Ok, so my adorable 3 month old boy, whom I lovingly refer to as My Little Man (and sometimes he bears the name Stinker for obvious reasons), has completely stolen my heart the moment they cut me open after 1 induction, 2 epidurals, 15 long hours of labor and 1 spinal, and pulled this semi-little/kinda big baby out. Why all that, you ask, only to have a C-section? Simply, because he wasn't going to fit. And that is the kind of love that a mother has for her child. So is my husband right? Is Little Man the new love of my life? It absolutely feels that way.

You see, he may have been a surprise, but was positively a HUGE blessing after some hardships and a lot of prayers. I have a form of thrombosis, a blood-clotting disorder that gets induced by pregnancy. This caused a couple miscarriages for me, which for anyone who has endured one knows how heartwrenching they are. One was with my ex-husband so I took that as a blessing in disguise since I knew the marriage wasn't right anyway. Another was with my current husband before we got married. That one was extremely difficult for me to deal with because I still wasn't sure why it had happened. It was a blighted ovum and started to grow but then suddenly stopped. Of course I began thinking the worst, that I wouldn't be able to carry a child to term, yet I knew that I wanted to have children with this man. My OB at the time offered no support or knowledge. Their response was, "there is nothing you can do". Well, that answer has never sat well with me. So I started my own research based on my family's medical history and guessed that I should be tested for a few possible causes. I should also mention that I haven't used birth control in almost a decade due to various side effects. So it worried me that I only got pregnant twice during that time.

Eventually I moved passed the difficult period and suddenly I was pregnant - again. I couldn't believe it! How did this happen... Oh yeah, I remember. Then the anxiety set in - and we were both not investing too much happiness into it. It's very sad when something wonderful happens and you can't let yourself celebrate it because you fear it will be taken away from you. When I went to my OB again, they actually said to me that they were not going to do an ultrasound until 12 weeks because they weren't sure what was going to happen to me. WTF?!! Are these medical people f-in crazy? They either were too stupid to know that my miscarriages could have been preventable or they were just the most negative group in the city.

RECORDED DATA
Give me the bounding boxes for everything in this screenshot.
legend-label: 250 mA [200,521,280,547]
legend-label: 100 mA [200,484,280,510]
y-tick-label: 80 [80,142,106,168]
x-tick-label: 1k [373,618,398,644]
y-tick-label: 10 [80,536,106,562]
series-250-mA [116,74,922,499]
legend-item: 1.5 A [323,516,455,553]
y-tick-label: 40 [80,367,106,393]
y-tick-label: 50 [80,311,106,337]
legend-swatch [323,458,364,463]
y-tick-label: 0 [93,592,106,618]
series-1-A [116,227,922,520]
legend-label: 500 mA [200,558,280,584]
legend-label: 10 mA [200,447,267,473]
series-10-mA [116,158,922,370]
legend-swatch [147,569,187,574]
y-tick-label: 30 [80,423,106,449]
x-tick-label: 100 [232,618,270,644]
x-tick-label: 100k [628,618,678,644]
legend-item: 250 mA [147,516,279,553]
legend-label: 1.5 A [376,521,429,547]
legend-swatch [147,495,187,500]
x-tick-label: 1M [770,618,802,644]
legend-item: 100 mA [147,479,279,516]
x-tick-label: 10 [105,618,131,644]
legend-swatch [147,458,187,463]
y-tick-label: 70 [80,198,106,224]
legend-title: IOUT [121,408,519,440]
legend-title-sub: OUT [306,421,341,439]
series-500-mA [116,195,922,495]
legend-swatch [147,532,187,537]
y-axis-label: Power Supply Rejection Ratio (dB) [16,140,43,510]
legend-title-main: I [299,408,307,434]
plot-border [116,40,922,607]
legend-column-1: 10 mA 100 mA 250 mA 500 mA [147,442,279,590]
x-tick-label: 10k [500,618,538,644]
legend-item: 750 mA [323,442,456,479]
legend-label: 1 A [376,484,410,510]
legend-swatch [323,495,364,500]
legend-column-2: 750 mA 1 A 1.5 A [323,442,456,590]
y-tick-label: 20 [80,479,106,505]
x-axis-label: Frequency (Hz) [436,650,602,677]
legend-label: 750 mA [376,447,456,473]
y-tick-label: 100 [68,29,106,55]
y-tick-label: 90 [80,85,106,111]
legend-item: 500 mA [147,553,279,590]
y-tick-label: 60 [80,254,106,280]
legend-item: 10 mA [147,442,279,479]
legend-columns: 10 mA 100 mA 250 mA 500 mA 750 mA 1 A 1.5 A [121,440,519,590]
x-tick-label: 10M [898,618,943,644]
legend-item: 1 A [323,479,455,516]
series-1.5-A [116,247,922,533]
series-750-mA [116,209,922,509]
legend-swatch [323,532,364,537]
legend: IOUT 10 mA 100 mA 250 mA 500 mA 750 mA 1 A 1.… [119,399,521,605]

PROBLEMS TO SOLVE
1 – Repeat the post about the baby boy between "Eventually I moved" and "in the city.", inclusive, swapping "ultrasound" for "scan".
2 – List each numbered item the post about the baby boy gives for what the writer went through before the baby was delivered.

RESULTS BY TASK
1 –
Eventually I moved passed the difficult period and suddenly I was pregnant - again. I couldn't believe it! How did this happen... Oh yeah, I remember. Then the anxiety set in - and we were both not investing too much happiness into it. It's very sad when something wonderful happens and you can't let yourself celebrate it because you fear it will be taken away from you. When I went to my OB again, they actually said to me that they were not going to do an scan until 12 weeks because they weren't sure what was going to happen to me. WTF?!! Are these medical people f-in crazy? They either were too stupid to know that my miscarriages could have been preventable or they were just the most negative group in the city.

2 –
1 induction
2 epidurals
15 long hours of labor
1 spinal